● **Request**
Write out the full listing again, exactly as it stands.

● **Data records**
◇ ◇ ◇

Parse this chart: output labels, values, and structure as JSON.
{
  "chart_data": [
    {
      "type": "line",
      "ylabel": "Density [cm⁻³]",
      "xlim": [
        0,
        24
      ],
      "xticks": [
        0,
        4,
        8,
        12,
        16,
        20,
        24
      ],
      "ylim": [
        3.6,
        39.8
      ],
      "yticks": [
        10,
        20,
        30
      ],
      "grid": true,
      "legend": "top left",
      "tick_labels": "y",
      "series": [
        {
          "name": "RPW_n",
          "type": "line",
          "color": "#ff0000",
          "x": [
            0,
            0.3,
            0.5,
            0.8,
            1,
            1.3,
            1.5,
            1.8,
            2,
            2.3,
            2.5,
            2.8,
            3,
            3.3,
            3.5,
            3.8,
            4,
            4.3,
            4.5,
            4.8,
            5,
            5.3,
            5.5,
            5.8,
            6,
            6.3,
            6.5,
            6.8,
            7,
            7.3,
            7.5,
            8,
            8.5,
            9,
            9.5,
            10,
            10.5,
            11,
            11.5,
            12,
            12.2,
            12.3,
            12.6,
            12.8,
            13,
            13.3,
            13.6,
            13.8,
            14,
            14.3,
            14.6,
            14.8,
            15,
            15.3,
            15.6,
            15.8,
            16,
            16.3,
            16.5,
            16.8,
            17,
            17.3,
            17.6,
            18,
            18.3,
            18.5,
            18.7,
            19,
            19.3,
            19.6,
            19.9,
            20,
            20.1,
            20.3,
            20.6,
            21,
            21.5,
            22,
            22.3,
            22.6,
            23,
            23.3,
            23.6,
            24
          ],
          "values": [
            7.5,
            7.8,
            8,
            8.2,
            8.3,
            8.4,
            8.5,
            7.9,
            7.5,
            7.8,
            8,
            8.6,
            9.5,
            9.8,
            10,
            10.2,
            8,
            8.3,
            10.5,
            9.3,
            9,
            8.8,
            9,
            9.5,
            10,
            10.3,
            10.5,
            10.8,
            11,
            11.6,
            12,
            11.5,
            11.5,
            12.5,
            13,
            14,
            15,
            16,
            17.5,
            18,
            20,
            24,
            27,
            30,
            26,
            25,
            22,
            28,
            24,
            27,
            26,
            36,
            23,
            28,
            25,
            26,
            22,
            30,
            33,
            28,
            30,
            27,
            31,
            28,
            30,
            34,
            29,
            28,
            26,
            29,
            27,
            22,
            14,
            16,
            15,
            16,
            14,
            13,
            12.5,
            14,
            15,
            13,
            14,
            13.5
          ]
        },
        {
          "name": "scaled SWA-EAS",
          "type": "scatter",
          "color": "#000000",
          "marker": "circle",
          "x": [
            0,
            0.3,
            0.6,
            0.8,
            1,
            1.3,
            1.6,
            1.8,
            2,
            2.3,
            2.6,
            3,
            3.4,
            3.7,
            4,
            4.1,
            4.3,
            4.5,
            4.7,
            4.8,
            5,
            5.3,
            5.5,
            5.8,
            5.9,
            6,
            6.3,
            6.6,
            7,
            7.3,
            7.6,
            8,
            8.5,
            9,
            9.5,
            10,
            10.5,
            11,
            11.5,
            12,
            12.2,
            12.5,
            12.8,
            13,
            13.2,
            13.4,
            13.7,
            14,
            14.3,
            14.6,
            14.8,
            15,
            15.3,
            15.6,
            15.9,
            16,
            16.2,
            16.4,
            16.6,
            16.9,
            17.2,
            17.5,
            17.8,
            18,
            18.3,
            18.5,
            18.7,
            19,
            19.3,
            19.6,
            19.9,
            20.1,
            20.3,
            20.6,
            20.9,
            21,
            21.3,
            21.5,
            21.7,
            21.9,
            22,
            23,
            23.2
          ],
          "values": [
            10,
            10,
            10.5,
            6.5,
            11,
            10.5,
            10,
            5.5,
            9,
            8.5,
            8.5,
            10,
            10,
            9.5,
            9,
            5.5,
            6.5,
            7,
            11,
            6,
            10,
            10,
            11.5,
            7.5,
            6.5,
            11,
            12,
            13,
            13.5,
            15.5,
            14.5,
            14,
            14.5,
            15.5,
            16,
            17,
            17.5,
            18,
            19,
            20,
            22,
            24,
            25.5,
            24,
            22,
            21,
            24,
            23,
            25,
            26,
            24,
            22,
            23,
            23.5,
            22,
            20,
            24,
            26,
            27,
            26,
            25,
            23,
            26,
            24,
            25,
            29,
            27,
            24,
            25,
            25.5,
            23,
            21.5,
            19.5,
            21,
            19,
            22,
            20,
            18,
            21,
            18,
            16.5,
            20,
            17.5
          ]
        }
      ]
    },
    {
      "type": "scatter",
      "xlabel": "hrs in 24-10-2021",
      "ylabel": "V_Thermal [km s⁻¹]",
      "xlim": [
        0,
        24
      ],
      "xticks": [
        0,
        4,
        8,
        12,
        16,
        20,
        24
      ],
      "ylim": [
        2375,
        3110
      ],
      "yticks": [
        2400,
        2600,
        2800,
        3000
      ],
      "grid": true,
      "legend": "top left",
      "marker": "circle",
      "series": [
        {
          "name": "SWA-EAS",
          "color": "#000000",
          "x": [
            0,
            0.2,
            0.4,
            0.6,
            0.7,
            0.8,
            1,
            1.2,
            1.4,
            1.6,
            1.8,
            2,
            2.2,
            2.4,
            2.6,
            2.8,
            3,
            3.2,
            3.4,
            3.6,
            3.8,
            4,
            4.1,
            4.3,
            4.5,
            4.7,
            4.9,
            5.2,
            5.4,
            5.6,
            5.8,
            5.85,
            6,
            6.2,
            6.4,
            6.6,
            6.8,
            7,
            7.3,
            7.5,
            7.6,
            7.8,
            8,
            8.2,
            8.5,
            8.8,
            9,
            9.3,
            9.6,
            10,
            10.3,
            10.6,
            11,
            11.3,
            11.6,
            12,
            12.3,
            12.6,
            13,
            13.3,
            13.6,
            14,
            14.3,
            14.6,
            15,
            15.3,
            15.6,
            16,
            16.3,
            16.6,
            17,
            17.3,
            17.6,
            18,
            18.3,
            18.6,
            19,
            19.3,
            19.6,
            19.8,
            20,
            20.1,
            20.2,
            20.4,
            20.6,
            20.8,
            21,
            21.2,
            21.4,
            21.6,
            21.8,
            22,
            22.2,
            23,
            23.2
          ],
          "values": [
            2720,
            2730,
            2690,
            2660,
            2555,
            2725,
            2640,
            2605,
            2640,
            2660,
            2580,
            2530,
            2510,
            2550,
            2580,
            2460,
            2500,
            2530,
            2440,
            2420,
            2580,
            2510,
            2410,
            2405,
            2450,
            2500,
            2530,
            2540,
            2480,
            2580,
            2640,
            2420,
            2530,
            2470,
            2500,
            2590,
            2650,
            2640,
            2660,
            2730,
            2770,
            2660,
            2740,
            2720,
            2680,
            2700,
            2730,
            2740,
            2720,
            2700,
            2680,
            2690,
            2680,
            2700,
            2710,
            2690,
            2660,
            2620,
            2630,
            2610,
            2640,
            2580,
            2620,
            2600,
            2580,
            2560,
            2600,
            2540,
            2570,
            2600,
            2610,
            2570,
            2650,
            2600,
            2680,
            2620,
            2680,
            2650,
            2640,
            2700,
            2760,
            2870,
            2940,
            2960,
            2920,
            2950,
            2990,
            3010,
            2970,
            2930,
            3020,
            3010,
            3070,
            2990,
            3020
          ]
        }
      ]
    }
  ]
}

◇ ◇ ◇

● **Full response**
Parse this chart: output labels, values, and structure as JSON.
{
  "chart_data": [
    {
      "type": "line",
      "ylabel": "Density [cm⁻³]",
      "xlim": [
        0,
        24
      ],
      "xticks": [
        0,
        4,
        8,
        12,
        16,
        20,
        24
      ],
      "ylim": [
        3.6,
        39.8
      ],
      "yticks": [
        10,
        20,
        30
      ],
      "grid": true,
      "legend": "top left",
      "tick_labels": "y",
      "series": [
        {
          "name": "RPW_n",
          "type": "line",
          "color": "#ff0000",
          "x": [
            0,
            0.3,
            0.5,
            0.8,
            1,
            1.3,
            1.5,
            1.8,
            2,
            2.3,
            2.5,
            2.8,
            3,
            3.3,
            3.5,
            3.8,
            4,
            4.3,
            4.5,
            4.8,
            5,
            5.3,
            5.5,
            5.8,
            6,
            6.3,
            6.5,
            6.8,
            7,
            7.3,
            7.5,
            8,
            8.5,
            9,
            9.5,
            10,
            10.5,
            11,
            11.5,
            12,
            12.2,
            12.3,
            12.6,
            12.8,
            13,
            13.3,
            13.6,
            13.8,
            14,
            14.3,
            14.6,
            14.8,
            15,
            15.3,
            15.6,
            15.8,
            16,
            16.3,
            16.5,
            16.8,
            17,
            17.3,
            17.6,
            18,
            18.3,
            18.5,
            18.7,
            19,
            19.3,
            19.6,
            19.9,
            20,
            20.1,
            20.3,
            20.6,
            21,
            21.5,
            22,
            22.3,
            22.6,
            23,
            23.3,
            23.6,
            24
          ],
          "values": [
            7.5,
            7.8,
            8,
            8.2,
            8.3,
            8.4,
            8.5,
            7.9,
            7.5,
            7.8,
            8,
            8.6,
            9.5,
            9.8,
            10,
            10.2,
            8,
            8.3,
            10.5,
            9.3,
            9,
            8.8,
            9,
            9.5,
            10,
            10.3,
            10.5,
            10.8,
            11,
            11.6,
            12,
            11.5,
            11.5,
            12.5,
            13,
            14,
            15,
            16,
            17.5,
            18,
            20,
            24,
            27,
            30,
            26,
            25,
            22,
            28,
            24,
            27,
            26,
            36,
            23,
            28,
            25,
            26,
            22,
            30,
            33,
            28,
            30,
            27,
            31,
            28,
            30,
            34,
            29,
            28,
            26,
            29,
            27,
            22,
            14,
            16,
            15,
            16,
            14,
            13,
            12.5,
            14,
            15,
            13,
            14,
            13.5
          ]
        },
        {
          "name": "scaled SWA-EAS",
          "type": "scatter",
          "color": "#000000",
          "marker": "circle",
          "x": [
            0,
            0.3,
            0.6,
            0.8,
            1,
            1.3,
            1.6,
            1.8,
            2,
            2.3,
            2.6,
            3,
            3.4,
            3.7,
            4,
            4.1,
            4.3,
            4.5,
            4.7,
            4.8,
            5,
            5.3,
            5.5,
            5.8,
            5.9,
            6,
            6.3,
            6.6,
            7,
            7.3,
            7.6,
            8,
            8.5,
            9,
            9.5,
            10,
            10.5,
            11,
            11.5,
            12,
            12.2,
            12.5,
            12.8,
            13,
            13.2,
            13.4,
            13.7,
            14,
            14.3,
            14.6,
            14.8,
            15,
            15.3,
            15.6,
            15.9,
            16,
            16.2,
            16.4,
            16.6,
            16.9,
            17.2,
            17.5,
            17.8,
            18,
            18.3,
            18.5,
            18.7,
            19,
            19.3,
            19.6,
            19.9,
            20.1,
            20.3,
            20.6,
            20.9,
            21,
            21.3,
            21.5,
            21.7,
            21.9,
            22,
            23,
            23.2
          ],
          "values": [
            10,
            10,
            10.5,
            6.5,
            11,
            10.5,
            10,
            5.5,
            9,
            8.5,
            8.5,
            10,
            10,
            9.5,
            9,
            5.5,
            6.5,
            7,
            11,
            6,
            10,
            10,
            11.5,
            7.5,
            6.5,
            11,
            12,
            13,
            13.5,
            15.5,
            14.5,
            14,
            14.5,
            15.5,
            16,
            17,
            17.5,
            18,
            19,
            20,
            22,
            24,
            25.5,
            24,
            22,
            21,
            24,
            23,
            25,
            26,
            24,
            22,
            23,
            23.5,
            22,
            20,
            24,
            26,
            27,
            26,
            25,
            23,
            26,
            24,
            25,
            29,
            27,
            24,
            25,
            25.5,
            23,
            21.5,
            19.5,
            21,
            19,
            22,
            20,
            18,
            21,
            18,
            16.5,
            20,
            17.5
          ]
        }
      ]
    },
    {
      "type": "scatter",
      "xlabel": "hrs in 24-10-2021",
      "ylabel": "V_Thermal [km s⁻¹]",
      "xlim": [
        0,
        24
      ],
      "xticks": [
        0,
        4,
        8,
        12,
        16,
        20,
        24
      ],
      "ylim": [
        2375,
        3110
      ],
      "yticks": [
        2400,
        2600,
        2800,
        3000
      ],
      "grid": true,
      "legend": "top left",
      "marker": "circle",
      "series": [
        {
          "name": "SWA-EAS",
          "color": "#000000",
          "x": [
            0,
            0.2,
            0.4,
            0.6,
            0.7,
            0.8,
            1,
            1.2,
            1.4,
            1.6,
            1.8,
            2,
            2.2,
            2.4,
            2.6,
            2.8,
            3,
            3.2,
            3.4,
            3.6,
            3.8,
            4,
            4.1,
            4.3,
            4.5,
            4.7,
            4.9,
            5.2,
            5.4,
            5.6,
            5.8,
            5.85,
            6,
            6.2,
            6.4,
            6.6,
            6.8,
            7,
            7.3,
            7.5,
            7.6,
            7.8,
            8,
            8.2,
            8.5,
            8.8,
            9,
            9.3,
            9.6,
            10,
            10.3,
            10.6,
            11,
            11.3,
            11.6,
            12,
            12.3,
            12.6,
            13,
            13.3,
            13.6,
            14,
            14.3,
            14.6,
            15,
            15.3,
            15.6,
            16,
            16.3,
            16.6,
            17,
            17.3,
            17.6,
            18,
            18.3,
            18.6,
            19,
            19.3,
            19.6,
            19.8,
            20,
            20.1,
            20.2,
            20.4,
            20.6,
            20.8,
            21,
            21.2,
            21.4,
            21.6,
            21.8,
            22,
            22.2,
            23,
            23.2
          ],
          "values": [
            2720,
            2730,
            2690,
            2660,
            2555,
            2725,
            2640,
            2605,
            2640,
            2660,
            2580,
            2530,
            2510,
            2550,
            2580,
            2460,
            2500,
            2530,
            2440,
            2420,
            2580,
            2510,
            2410,
            2405,
            2450,
            2500,
            2530,
            2540,
            2480,
            2580,
            2640,
            2420,
            2530,
            2470,
            2500,
            2590,
            2650,
            2640,
            2660,
            2730,
            2770,
            2660,
            2740,
            2720,
            2680,
            2700,
            2730,
            2740,
            2720,
            2700,
            2680,
            2690,
            2680,
            2700,
            2710,
            2690,
            2660,
            2620,
            2630,
            2610,
            2640,
            2580,
            2620,
            2600,
            2580,
            2560,
            2600,
            2540,
            2570,
            2600,
            2610,
            2570,
            2650,
            2600,
            2680,
            2620,
            2680,
            2650,
            2640,
            2700,
            2760,
            2870,
            2940,
            2960,
            2920,
            2950,
            2990,
            3010,
            2970,
            2930,
            3020,
            3010,
            3070,
            2990,
            3020
          ]
        }
      ]
    }
  ]
}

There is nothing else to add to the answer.